▶ _What needs to be done_: Render every entry exactly as it appears.
^^^^
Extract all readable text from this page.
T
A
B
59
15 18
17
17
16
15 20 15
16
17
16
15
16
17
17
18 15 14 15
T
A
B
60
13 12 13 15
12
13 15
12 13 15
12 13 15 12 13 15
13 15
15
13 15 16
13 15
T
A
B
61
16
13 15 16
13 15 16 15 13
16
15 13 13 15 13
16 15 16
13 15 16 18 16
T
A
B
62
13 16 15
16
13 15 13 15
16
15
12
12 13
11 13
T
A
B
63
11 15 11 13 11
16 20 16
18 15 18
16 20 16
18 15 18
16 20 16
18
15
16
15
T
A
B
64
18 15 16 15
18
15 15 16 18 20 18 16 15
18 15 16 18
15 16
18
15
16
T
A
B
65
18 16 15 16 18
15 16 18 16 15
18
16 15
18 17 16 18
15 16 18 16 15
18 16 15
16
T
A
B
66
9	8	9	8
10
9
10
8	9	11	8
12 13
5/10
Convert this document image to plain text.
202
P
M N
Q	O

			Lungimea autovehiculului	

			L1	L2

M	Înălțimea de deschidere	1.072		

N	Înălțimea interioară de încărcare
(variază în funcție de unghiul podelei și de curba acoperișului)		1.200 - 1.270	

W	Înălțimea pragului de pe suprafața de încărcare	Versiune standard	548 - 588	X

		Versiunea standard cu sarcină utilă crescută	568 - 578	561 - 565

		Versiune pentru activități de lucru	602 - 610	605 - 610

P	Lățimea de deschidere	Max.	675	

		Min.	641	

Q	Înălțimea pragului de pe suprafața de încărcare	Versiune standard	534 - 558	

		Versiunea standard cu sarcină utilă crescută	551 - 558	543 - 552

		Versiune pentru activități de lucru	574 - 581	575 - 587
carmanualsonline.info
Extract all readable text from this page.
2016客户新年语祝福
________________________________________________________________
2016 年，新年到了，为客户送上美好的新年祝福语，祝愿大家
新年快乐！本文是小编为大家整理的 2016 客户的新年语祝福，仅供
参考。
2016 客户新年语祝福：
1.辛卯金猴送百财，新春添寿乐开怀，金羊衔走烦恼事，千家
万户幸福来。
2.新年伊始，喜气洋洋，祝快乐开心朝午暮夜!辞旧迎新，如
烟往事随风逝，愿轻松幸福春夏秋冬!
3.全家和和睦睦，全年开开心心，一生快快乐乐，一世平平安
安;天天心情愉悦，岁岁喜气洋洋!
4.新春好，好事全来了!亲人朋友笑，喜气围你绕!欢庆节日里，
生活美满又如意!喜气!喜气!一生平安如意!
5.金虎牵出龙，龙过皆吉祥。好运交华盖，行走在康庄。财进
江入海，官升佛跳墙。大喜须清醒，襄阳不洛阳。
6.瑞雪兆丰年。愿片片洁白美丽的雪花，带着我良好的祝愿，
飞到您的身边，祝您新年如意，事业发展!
^^^^
▶ _Answer to the exercise_:
Extract all readable text from this page.
T
A
B
59
15 18
17
17
16
15 20 15
16
17
16
15
16
17
17
18 15 14 15
T
A
B
60
13 12 13 15
12
13 15
12 13 15
12 13 15 12 13 15
13 15
15
13 15 16
13 15
T
A
B
61
16
13 15 16
13 15 16 15 13
16
15 13 13 15 13
16 15 16
13 15 16 18 16
T
A
B
62
13 16 15
16
13 15 13 15
16
15
12
12 13
11 13
T
A
B
63
11 15 11 13 11
16 20 16
18 15 18
16 20 16
18 15 18
16 20 16
18
15
16
15
T
A
B
64
18 15 16 15
18
15 15 16 18 20 18 16 15
18 15 16 18
15 16
18
15
16
T
A
B
65
18 16 15 16 18
15 16 18 16 15
18
16 15
18 17 16 18
15 16 18 16 15
18 16 15
16
T
A
B
66
9	8	9	8
10
9
10
8	9	11	8
12 13
5/10
Convert this document image to plain text.
202
P
M N
Q	O

			Lungimea autovehiculului	

			L1	L2

M	Înălțimea de deschidere	1.072		

N	Înălțimea interioară de încărcare
(variază în funcție de unghiul podelei și de curba acoperișului)		1.200 - 1.270	

W	Înălțimea pragului de pe suprafața de încărcare	Versiune standard	548 - 588	X

		Versiunea standard cu sarcină utilă crescută	568 - 578	561 - 565

		Versiune pentru activități de lucru	602 - 610	605 - 610

P	Lățimea de deschidere	Max.	675	

		Min.	641	

Q	Înălțimea pragului de pe suprafața de încărcare	Versiune standard	534 - 558	

		Versiunea standard cu sarcină utilă crescută	551 - 558	543 - 552

		Versiune pentru activități de lucru	574 - 581	575 - 587
carmanualsonline.info
Extract all readable text from this page.
2016客户新年语祝福
________________________________________________________________
2016 年，新年到了，为客户送上美好的新年祝福语，祝愿大家
新年快乐！本文是小编为大家整理的 2016 客户的新年语祝福，仅供
参考。
2016 客户新年语祝福：
1.辛卯金猴送百财，新春添寿乐开怀，金羊衔走烦恼事，千家
万户幸福来。
2.新年伊始，喜气洋洋，祝快乐开心朝午暮夜!辞旧迎新，如
烟往事随风逝，愿轻松幸福春夏秋冬!
3.全家和和睦睦，全年开开心心，一生快快乐乐，一世平平安
安;天天心情愉悦，岁岁喜气洋洋!
4.新春好，好事全来了!亲人朋友笑，喜气围你绕!欢庆节日里，
生活美满又如意!喜气!喜气!一生平安如意!
5.金虎牵出龙，龙过皆吉祥。好运交华盖，行走在康庄。财进
江入海，官升佛跳墙。大喜须清醒，襄阳不洛阳。
6.瑞雪兆丰年。愿片片洁白美丽的雪花，带着我良好的祝愿，
飞到您的身边，祝您新年如意，事业发展!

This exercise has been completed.